● **DATA SUPPLIED**:

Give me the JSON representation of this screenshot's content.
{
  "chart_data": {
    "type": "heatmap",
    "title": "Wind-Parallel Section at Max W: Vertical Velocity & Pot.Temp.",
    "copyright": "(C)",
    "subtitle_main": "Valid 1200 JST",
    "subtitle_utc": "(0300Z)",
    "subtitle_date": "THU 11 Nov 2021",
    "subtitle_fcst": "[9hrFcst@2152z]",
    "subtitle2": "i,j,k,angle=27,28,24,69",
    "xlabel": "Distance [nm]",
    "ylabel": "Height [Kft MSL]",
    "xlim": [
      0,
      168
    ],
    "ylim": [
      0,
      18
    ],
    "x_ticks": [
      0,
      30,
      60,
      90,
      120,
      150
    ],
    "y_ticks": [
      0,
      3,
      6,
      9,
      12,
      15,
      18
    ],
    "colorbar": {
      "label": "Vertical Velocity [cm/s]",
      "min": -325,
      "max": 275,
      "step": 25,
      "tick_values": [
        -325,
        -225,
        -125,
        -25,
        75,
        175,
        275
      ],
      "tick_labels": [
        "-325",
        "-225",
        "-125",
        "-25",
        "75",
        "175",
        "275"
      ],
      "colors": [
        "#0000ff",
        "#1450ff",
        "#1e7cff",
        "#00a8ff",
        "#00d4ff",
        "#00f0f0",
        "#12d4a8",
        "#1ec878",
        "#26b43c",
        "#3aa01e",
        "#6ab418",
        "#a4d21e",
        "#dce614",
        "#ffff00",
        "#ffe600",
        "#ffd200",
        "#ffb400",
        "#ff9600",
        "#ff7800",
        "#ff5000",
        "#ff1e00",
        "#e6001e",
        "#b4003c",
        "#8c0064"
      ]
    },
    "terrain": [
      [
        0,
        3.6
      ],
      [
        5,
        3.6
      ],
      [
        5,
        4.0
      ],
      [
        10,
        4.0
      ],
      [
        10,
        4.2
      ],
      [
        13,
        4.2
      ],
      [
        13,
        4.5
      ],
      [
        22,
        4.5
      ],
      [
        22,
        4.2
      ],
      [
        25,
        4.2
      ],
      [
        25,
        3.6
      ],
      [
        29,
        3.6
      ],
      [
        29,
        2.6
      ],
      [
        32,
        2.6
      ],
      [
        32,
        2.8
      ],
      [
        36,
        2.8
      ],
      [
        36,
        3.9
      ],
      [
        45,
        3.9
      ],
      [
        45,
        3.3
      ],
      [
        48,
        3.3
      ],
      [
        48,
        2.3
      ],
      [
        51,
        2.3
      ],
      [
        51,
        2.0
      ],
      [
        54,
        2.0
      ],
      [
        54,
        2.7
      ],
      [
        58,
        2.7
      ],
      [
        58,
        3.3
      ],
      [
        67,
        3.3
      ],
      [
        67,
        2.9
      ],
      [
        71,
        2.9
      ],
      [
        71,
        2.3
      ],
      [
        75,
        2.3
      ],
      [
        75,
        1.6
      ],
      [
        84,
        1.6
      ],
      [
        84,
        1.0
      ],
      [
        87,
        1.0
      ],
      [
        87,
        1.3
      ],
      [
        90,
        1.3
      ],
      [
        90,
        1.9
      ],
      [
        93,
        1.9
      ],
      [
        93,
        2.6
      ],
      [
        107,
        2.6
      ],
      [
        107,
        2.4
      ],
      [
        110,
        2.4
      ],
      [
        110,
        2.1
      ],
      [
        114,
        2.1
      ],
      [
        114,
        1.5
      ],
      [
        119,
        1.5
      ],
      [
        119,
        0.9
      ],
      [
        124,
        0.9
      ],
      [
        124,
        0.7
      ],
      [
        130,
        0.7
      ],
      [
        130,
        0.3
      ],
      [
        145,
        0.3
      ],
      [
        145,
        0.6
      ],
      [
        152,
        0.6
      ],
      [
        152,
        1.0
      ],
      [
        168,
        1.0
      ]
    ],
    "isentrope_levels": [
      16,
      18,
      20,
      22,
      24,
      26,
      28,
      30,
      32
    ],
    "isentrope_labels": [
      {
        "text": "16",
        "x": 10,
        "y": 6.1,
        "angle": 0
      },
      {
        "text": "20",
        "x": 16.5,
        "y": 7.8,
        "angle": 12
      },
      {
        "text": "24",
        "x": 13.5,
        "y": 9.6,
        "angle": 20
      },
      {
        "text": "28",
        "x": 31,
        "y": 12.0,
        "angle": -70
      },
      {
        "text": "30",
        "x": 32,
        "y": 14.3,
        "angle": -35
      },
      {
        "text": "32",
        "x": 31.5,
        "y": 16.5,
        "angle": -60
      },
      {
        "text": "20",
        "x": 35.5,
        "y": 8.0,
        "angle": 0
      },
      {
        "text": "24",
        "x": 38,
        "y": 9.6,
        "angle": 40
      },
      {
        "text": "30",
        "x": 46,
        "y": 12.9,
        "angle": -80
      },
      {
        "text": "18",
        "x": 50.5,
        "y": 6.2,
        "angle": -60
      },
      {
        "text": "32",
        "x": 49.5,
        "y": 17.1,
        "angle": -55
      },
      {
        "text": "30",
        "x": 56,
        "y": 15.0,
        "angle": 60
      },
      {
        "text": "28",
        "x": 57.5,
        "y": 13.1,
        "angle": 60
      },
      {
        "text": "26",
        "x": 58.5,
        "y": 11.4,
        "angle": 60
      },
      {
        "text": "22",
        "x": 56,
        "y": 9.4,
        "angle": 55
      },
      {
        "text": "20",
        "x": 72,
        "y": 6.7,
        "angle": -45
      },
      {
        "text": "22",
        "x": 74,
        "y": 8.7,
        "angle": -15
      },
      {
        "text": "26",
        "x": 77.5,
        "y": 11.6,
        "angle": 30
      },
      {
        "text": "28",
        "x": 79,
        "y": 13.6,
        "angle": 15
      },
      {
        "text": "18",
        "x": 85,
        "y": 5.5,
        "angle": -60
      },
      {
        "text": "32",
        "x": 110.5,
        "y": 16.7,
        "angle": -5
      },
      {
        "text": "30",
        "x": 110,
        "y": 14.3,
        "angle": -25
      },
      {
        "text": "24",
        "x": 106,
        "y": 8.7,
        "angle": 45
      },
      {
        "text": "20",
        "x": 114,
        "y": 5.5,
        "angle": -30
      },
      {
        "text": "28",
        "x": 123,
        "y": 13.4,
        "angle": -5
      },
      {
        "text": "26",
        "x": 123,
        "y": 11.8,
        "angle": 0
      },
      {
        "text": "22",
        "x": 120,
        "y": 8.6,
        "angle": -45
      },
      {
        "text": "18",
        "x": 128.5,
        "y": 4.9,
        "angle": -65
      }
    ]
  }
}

● **EXERCISE PROMPT**: Exactly as written above, please repeat the entries.

● **FINAL RESULT**:
Give me the JSON representation of this screenshot's content.
{
  "chart_data": {
    "type": "heatmap",
    "title": "Wind-Parallel Section at Max W: Vertical Velocity & Pot.Temp.",
    "copyright": "(C)",
    "subtitle_main": "Valid 1200 JST",
    "subtitle_utc": "(0300Z)",
    "subtitle_date": "THU 11 Nov 2021",
    "subtitle_fcst": "[9hrFcst@2152z]",
    "subtitle2": "i,j,k,angle=27,28,24,69",
    "xlabel": "Distance [nm]",
    "ylabel": "Height [Kft MSL]",
    "xlim": [
      0,
      168
    ],
    "ylim": [
      0,
      18
    ],
    "x_ticks": [
      0,
      30,
      60,
      90,
      120,
      150
    ],
    "y_ticks": [
      0,
      3,
      6,
      9,
      12,
      15,
      18
    ],
    "colorbar": {
      "label": "Vertical Velocity [cm/s]",
      "min": -325,
      "max": 275,
      "step": 25,
      "tick_values": [
        -325,
        -225,
        -125,
        -25,
        75,
        175,
        275
      ],
      "tick_labels": [
        "-325",
        "-225",
        "-125",
        "-25",
        "75",
        "175",
        "275"
      ],
      "colors": [
        "#0000ff",
        "#1450ff",
        "#1e7cff",
        "#00a8ff",
        "#00d4ff",
        "#00f0f0",
        "#12d4a8",
        "#1ec878",
        "#26b43c",
        "#3aa01e",
        "#6ab418",
        "#a4d21e",
        "#dce614",
        "#ffff00",
        "#ffe600",
        "#ffd200",
        "#ffb400",
        "#ff9600",
        "#ff7800",
        "#ff5000",
        "#ff1e00",
        "#e6001e",
        "#b4003c",
        "#8c0064"
      ]
    },
    "terrain": [
      [
        0,
        3.6
      ],
      [
        5,
        3.6
      ],
      [
        5,
        4.0
      ],
      [
        10,
        4.0
      ],
      [
        10,
        4.2
      ],
      [
        13,
        4.2
      ],
      [
        13,
        4.5
      ],
      [
        22,
        4.5
      ],
      [
        22,
        4.2
      ],
      [
        25,
        4.2
      ],
      [
        25,
        3.6
      ],
      [
        29,
        3.6
      ],
      [
        29,
        2.6
      ],
      [
        32,
        2.6
      ],
      [
        32,
        2.8
      ],
      [
        36,
        2.8
      ],
      [
        36,
        3.9
      ],
      [
        45,
        3.9
      ],
      [
        45,
        3.3
      ],
      [
        48,
        3.3
      ],
      [
        48,
        2.3
      ],
      [
        51,
        2.3
      ],
      [
        51,
        2.0
      ],
      [
        54,
        2.0
      ],
      [
        54,
        2.7
      ],
      [
        58,
        2.7
      ],
      [
        58,
        3.3
      ],
      [
        67,
        3.3
      ],
      [
        67,
        2.9
      ],
      [
        71,
        2.9
      ],
      [
        71,
        2.3
      ],
      [
        75,
        2.3
      ],
      [
        75,
        1.6
      ],
      [
        84,
        1.6
      ],
      [
        84,
        1.0
      ],
      [
        87,
        1.0
      ],
      [
        87,
        1.3
      ],
      [
        90,
        1.3
      ],
      [
        90,
        1.9
      ],
      [
        93,
        1.9
      ],
      [
        93,
        2.6
      ],
      [
        107,
        2.6
      ],
      [
        107,
        2.4
      ],
      [
        110,
        2.4
      ],
      [
        110,
        2.1
      ],
      [
        114,
        2.1
      ],
      [
        114,
        1.5
      ],
      [
        119,
        1.5
      ],
      [
        119,
        0.9
      ],
      [
        124,
        0.9
      ],
      [
        124,
        0.7
      ],
      [
        130,
        0.7
      ],
      [
        130,
        0.3
      ],
      [
        145,
        0.3
      ],
      [
        145,
        0.6
      ],
      [
        152,
        0.6
      ],
      [
        152,
        1.0
      ],
      [
        168,
        1.0
      ]
    ],
    "isentrope_levels": [
      16,
      18,
      20,
      22,
      24,
      26,
      28,
      30,
      32
    ],
    "isentrope_labels": [
      {
        "text": "16",
        "x": 10,
        "y": 6.1,
        "angle": 0
      },
      {
        "text": "20",
        "x": 16.5,
        "y": 7.8,
        "angle": 12
      },
      {
        "text": "24",
        "x": 13.5,
        "y": 9.6,
        "angle": 20
      },
      {
        "text": "28",
        "x": 31,
        "y": 12.0,
        "angle": -70
      },
      {
        "text": "30",
        "x": 32,
        "y": 14.3,
        "angle": -35
      },
      {
        "text": "32",
        "x": 31.5,
        "y": 16.5,
        "angle": -60
      },
      {
        "text": "20",
        "x": 35.5,
        "y": 8.0,
        "angle": 0
      },
      {
        "text": "24",
        "x": 38,
        "y": 9.6,
        "angle": 40
      },
      {
        "text": "30",
        "x": 46,
        "y": 12.9,
        "angle": -80
      },
      {
        "text": "18",
        "x": 50.5,
        "y": 6.2,
        "angle": -60
      },
      {
        "text": "32",
        "x": 49.5,
        "y": 17.1,
        "angle": -55
      },
      {
        "text": "30",
        "x": 56,
        "y": 15.0,
        "angle": 60
      },
      {
        "text": "28",
        "x": 57.5,
        "y": 13.1,
        "angle": 60
      },
      {
        "text": "26",
        "x": 58.5,
        "y": 11.4,
        "angle": 60
      },
      {
        "text": "22",
        "x": 56,
        "y": 9.4,
        "angle": 55
      },
      {
        "text": "20",
        "x": 72,
        "y": 6.7,
        "angle": -45
      },
      {
        "text": "22",
        "x": 74,
        "y": 8.7,
        "angle": -15
      },
      {
        "text": "26",
        "x": 77.5,
        "y": 11.6,
        "angle": 30
      },
      {
        "text": "28",
        "x": 79,
        "y": 13.6,
        "angle": 15
      },
      {
        "text": "18",
        "x": 85,
        "y": 5.5,
        "angle": -60
      },
      {
        "text": "32",
        "x": 110.5,
        "y": 16.7,
        "angle": -5
      },
      {
        "text": "30",
        "x": 110,
        "y": 14.3,
        "angle": -25
      },
      {
        "text": "24",
        "x": 106,
        "y": 8.7,
        "angle": 45
      },
      {
        "text": "20",
        "x": 114,
        "y": 5.5,
        "angle": -30
      },
      {
        "text": "28",
        "x": 123,
        "y": 13.4,
        "angle": -5
      },
      {
        "text": "26",
        "x": 123,
        "y": 11.8,
        "angle": 0
      },
      {
        "text": "22",
        "x": 120,
        "y": 8.6,
        "angle": -45
      },
      {
        "text": "18",
        "x": 128.5,
        "y": 4.9,
        "angle": -65
      }
    ]
  }
}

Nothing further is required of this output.